** Start of EXERCISE MATERIAL **

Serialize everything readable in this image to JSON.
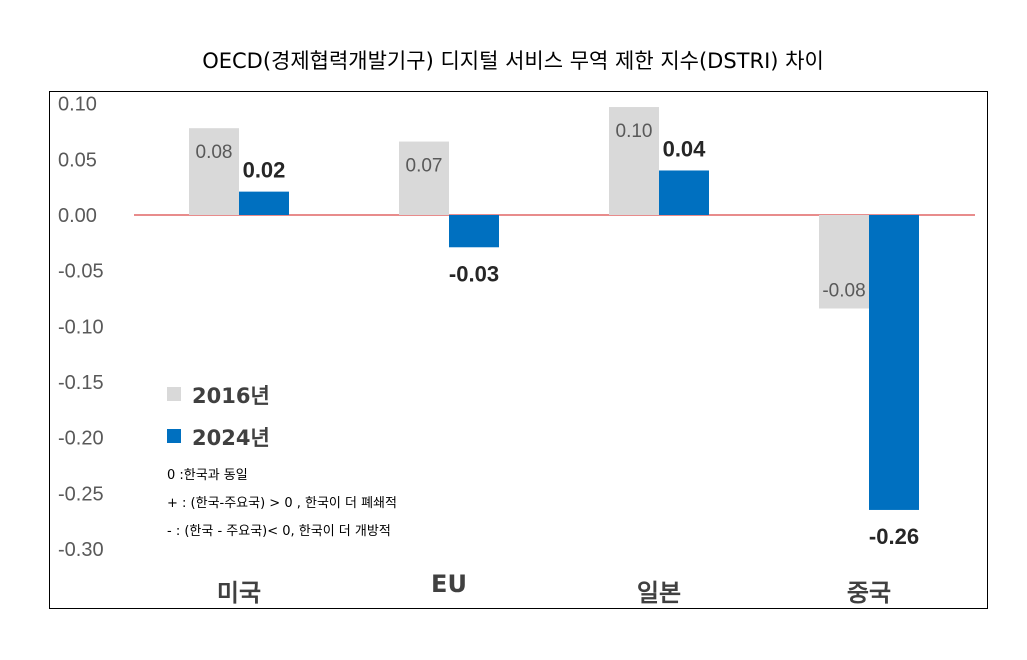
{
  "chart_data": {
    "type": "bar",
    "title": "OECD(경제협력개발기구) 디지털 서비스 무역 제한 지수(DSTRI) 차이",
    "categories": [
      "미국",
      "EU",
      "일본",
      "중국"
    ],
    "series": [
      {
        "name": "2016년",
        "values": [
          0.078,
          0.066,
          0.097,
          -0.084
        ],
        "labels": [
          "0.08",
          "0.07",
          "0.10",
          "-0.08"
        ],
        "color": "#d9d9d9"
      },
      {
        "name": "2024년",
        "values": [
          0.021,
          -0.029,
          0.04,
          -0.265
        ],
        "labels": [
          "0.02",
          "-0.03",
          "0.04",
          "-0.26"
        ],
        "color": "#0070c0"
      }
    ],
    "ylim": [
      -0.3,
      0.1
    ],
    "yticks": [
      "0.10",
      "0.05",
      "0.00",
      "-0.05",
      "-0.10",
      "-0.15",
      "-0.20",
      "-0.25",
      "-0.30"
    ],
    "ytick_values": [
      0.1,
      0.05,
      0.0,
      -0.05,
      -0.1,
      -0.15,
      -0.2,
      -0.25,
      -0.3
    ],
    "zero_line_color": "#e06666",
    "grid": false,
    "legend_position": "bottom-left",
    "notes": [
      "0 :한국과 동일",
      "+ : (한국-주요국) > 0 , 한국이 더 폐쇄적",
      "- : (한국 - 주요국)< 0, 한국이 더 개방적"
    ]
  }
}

** End of EXERCISE MATERIAL **

DIRECTION:
Reproduce each line of the records exactly, and omit every picture.

RESULT:
Serialize everything readable in this image to JSON.
{
  "chart_data": {
    "type": "bar",
    "title": "OECD(경제협력개발기구) 디지털 서비스 무역 제한 지수(DSTRI) 차이",
    "categories": [
      "미국",
      "EU",
      "일본",
      "중국"
    ],
    "series": [
      {
        "name": "2016년",
        "values": [
          0.078,
          0.066,
          0.097,
          -0.084
        ],
        "labels": [
          "0.08",
          "0.07",
          "0.10",
          "-0.08"
        ],
        "color": "#d9d9d9"
      },
      {
        "name": "2024년",
        "values": [
          0.021,
          -0.029,
          0.04,
          -0.265
        ],
        "labels": [
          "0.02",
          "-0.03",
          "0.04",
          "-0.26"
        ],
        "color": "#0070c0"
      }
    ],
    "ylim": [
      -0.3,
      0.1
    ],
    "yticks": [
      "0.10",
      "0.05",
      "0.00",
      "-0.05",
      "-0.10",
      "-0.15",
      "-0.20",
      "-0.25",
      "-0.30"
    ],
    "ytick_values": [
      0.1,
      0.05,
      0.0,
      -0.05,
      -0.1,
      -0.15,
      -0.2,
      -0.25,
      -0.3
    ],
    "zero_line_color": "#e06666",
    "grid": false,
    "legend_position": "bottom-left",
    "notes": [
      "0 :한국과 동일",
      "+ : (한국-주요국) > 0 , 한국이 더 폐쇄적",
      "- : (한국 - 주요국)< 0, 한국이 더 개방적"
    ]
  }
}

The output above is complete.